EXCERPTED RECORDS ::
** Begin **

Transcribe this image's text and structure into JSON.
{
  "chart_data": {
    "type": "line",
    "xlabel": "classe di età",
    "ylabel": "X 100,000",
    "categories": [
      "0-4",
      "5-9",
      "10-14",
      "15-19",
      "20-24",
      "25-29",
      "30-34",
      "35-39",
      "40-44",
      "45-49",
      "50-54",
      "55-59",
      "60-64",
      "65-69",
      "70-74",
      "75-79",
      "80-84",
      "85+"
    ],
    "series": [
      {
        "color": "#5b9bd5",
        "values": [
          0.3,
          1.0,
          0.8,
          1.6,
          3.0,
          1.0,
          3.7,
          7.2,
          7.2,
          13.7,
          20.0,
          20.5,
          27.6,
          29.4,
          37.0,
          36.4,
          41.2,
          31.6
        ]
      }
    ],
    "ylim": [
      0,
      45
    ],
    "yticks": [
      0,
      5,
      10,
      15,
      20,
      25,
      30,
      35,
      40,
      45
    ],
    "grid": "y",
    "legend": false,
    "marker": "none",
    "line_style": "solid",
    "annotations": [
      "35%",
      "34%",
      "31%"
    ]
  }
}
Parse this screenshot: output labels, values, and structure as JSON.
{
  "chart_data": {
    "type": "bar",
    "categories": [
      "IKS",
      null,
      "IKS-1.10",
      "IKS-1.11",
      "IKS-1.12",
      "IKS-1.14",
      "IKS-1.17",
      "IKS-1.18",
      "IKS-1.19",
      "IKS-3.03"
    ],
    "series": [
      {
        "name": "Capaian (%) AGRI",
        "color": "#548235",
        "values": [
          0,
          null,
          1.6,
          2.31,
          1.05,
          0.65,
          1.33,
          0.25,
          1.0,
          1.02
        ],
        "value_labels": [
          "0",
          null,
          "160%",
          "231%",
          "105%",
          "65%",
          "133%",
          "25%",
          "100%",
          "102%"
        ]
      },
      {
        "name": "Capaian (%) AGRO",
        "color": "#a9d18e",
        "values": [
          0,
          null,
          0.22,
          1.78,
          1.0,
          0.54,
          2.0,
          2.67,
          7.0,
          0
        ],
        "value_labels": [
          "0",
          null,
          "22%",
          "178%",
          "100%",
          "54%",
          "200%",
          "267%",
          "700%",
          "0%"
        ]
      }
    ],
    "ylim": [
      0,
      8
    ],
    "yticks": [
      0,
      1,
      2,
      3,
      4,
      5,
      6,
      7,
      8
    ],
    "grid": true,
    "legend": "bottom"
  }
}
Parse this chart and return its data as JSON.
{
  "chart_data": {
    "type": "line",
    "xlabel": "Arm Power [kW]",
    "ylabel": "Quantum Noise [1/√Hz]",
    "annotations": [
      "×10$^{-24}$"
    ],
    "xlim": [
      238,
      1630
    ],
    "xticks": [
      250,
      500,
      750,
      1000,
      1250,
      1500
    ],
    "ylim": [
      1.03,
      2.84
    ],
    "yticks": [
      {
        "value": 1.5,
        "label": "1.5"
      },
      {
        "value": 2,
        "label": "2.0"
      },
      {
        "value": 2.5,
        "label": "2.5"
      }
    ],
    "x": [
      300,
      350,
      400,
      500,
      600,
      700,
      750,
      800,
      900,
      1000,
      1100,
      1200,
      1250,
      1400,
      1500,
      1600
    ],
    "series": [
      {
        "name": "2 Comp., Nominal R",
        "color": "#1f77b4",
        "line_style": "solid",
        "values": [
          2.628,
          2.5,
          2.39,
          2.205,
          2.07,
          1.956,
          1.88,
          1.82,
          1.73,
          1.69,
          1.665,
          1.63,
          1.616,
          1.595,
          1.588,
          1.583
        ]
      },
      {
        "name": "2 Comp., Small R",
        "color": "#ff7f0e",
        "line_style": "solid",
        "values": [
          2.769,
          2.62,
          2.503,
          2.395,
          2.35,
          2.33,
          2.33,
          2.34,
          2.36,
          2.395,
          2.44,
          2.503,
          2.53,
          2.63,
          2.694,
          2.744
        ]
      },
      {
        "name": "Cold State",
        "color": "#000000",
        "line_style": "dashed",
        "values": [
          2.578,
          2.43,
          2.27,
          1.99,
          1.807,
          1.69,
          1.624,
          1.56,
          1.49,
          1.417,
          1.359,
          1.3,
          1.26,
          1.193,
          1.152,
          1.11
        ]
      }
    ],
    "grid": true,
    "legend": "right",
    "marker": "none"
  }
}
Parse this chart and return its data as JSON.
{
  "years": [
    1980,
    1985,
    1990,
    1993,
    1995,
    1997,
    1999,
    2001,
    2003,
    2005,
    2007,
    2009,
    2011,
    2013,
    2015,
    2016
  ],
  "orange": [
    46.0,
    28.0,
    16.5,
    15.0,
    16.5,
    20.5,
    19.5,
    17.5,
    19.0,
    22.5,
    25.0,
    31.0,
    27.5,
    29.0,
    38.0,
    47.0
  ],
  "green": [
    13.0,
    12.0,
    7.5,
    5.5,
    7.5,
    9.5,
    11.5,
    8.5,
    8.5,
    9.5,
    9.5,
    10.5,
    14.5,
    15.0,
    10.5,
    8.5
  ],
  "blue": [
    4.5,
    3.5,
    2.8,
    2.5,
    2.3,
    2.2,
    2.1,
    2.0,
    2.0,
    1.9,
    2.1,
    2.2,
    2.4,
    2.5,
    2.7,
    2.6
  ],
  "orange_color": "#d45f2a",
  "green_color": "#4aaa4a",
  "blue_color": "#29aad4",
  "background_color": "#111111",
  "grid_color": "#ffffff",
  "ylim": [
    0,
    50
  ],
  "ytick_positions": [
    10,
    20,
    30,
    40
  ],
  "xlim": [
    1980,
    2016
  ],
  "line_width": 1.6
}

** End **

WORK INSTRUCTIONS :: Reproduce all of the material above word for word.

SOLUTION TO THE EXERCISE ::
Transcribe this image's text and structure into JSON.
{
  "chart_data": {
    "type": "line",
    "xlabel": "classe di età",
    "ylabel": "X 100,000",
    "categories": [
      "0-4",
      "5-9",
      "10-14",
      "15-19",
      "20-24",
      "25-29",
      "30-34",
      "35-39",
      "40-44",
      "45-49",
      "50-54",
      "55-59",
      "60-64",
      "65-69",
      "70-74",
      "75-79",
      "80-84",
      "85+"
    ],
    "series": [
      {
        "color": "#5b9bd5",
        "values": [
          0.3,
          1.0,
          0.8,
          1.6,
          3.0,
          1.0,
          3.7,
          7.2,
          7.2,
          13.7,
          20.0,
          20.5,
          27.6,
          29.4,
          37.0,
          36.4,
          41.2,
          31.6
        ]
      }
    ],
    "ylim": [
      0,
      45
    ],
    "yticks": [
      0,
      5,
      10,
      15,
      20,
      25,
      30,
      35,
      40,
      45
    ],
    "grid": "y",
    "legend": false,
    "marker": "none",
    "line_style": "solid",
    "annotations": [
      "35%",
      "34%",
      "31%"
    ]
  }
}
Parse this screenshot: output labels, values, and structure as JSON.
{
  "chart_data": {
    "type": "bar",
    "categories": [
      "IKS",
      null,
      "IKS-1.10",
      "IKS-1.11",
      "IKS-1.12",
      "IKS-1.14",
      "IKS-1.17",
      "IKS-1.18",
      "IKS-1.19",
      "IKS-3.03"
    ],
    "series": [
      {
        "name": "Capaian (%) AGRI",
        "color": "#548235",
        "values": [
          0,
          null,
          1.6,
          2.31,
          1.05,
          0.65,
          1.33,
          0.25,
          1.0,
          1.02
        ],
        "value_labels": [
          "0",
          null,
          "160%",
          "231%",
          "105%",
          "65%",
          "133%",
          "25%",
          "100%",
          "102%"
        ]
      },
      {
        "name": "Capaian (%) AGRO",
        "color": "#a9d18e",
        "values": [
          0,
          null,
          0.22,
          1.78,
          1.0,
          0.54,
          2.0,
          2.67,
          7.0,
          0
        ],
        "value_labels": [
          "0",
          null,
          "22%",
          "178%",
          "100%",
          "54%",
          "200%",
          "267%",
          "700%",
          "0%"
        ]
      }
    ],
    "ylim": [
      0,
      8
    ],
    "yticks": [
      0,
      1,
      2,
      3,
      4,
      5,
      6,
      7,
      8
    ],
    "grid": true,
    "legend": "bottom"
  }
}
Parse this chart and return its data as JSON.
{
  "chart_data": {
    "type": "line",
    "xlabel": "Arm Power [kW]",
    "ylabel": "Quantum Noise [1/√Hz]",
    "annotations": [
      "×10$^{-24}$"
    ],
    "xlim": [
      238,
      1630
    ],
    "xticks": [
      250,
      500,
      750,
      1000,
      1250,
      1500
    ],
    "ylim": [
      1.03,
      2.84
    ],
    "yticks": [
      {
        "value": 1.5,
        "label": "1.5"
      },
      {
        "value": 2,
        "label": "2.0"
      },
      {
        "value": 2.5,
        "label": "2.5"
      }
    ],
    "x": [
      300,
      350,
      400,
      500,
      600,
      700,
      750,
      800,
      900,
      1000,
      1100,
      1200,
      1250,
      1400,
      1500,
      1600
    ],
    "series": [
      {
        "name": "2 Comp., Nominal R",
        "color": "#1f77b4",
        "line_style": "solid",
        "values": [
          2.628,
          2.5,
          2.39,
          2.205,
          2.07,
          1.956,
          1.88,
          1.82,
          1.73,
          1.69,
          1.665,
          1.63,
          1.616,
          1.595,
          1.588,
          1.583
        ]
      },
      {
        "name": "2 Comp., Small R",
        "color": "#ff7f0e",
        "line_style": "solid",
        "values": [
          2.769,
          2.62,
          2.503,
          2.395,
          2.35,
          2.33,
          2.33,
          2.34,
          2.36,
          2.395,
          2.44,
          2.503,
          2.53,
          2.63,
          2.694,
          2.744
        ]
      },
      {
        "name": "Cold State",
        "color": "#000000",
        "line_style": "dashed",
        "values": [
          2.578,
          2.43,
          2.27,
          1.99,
          1.807,
          1.69,
          1.624,
          1.56,
          1.49,
          1.417,
          1.359,
          1.3,
          1.26,
          1.193,
          1.152,
          1.11
        ]
      }
    ],
    "grid": true,
    "legend": "right",
    "marker": "none"
  }
}
Parse this chart and return its data as JSON.
{
  "years": [
    1980,
    1985,
    1990,
    1993,
    1995,
    1997,
    1999,
    2001,
    2003,
    2005,
    2007,
    2009,
    2011,
    2013,
    2015,
    2016
  ],
  "orange": [
    46.0,
    28.0,
    16.5,
    15.0,
    16.5,
    20.5,
    19.5,
    17.5,
    19.0,
    22.5,
    25.0,
    31.0,
    27.5,
    29.0,
    38.0,
    47.0
  ],
  "green": [
    13.0,
    12.0,
    7.5,
    5.5,
    7.5,
    9.5,
    11.5,
    8.5,
    8.5,
    9.5,
    9.5,
    10.5,
    14.5,
    15.0,
    10.5,
    8.5
  ],
  "blue": [
    4.5,
    3.5,
    2.8,
    2.5,
    2.3,
    2.2,
    2.1,
    2.0,
    2.0,
    1.9,
    2.1,
    2.2,
    2.4,
    2.5,
    2.7,
    2.6
  ],
  "orange_color": "#d45f2a",
  "green_color": "#4aaa4a",
  "blue_color": "#29aad4",
  "background_color": "#111111",
  "grid_color": "#ffffff",
  "ylim": [
    0,
    50
  ],
  "ytick_positions": [
    10,
    20,
    30,
    40
  ],
  "xlim": [
    1980,
    2016
  ],
  "line_width": 1.6
}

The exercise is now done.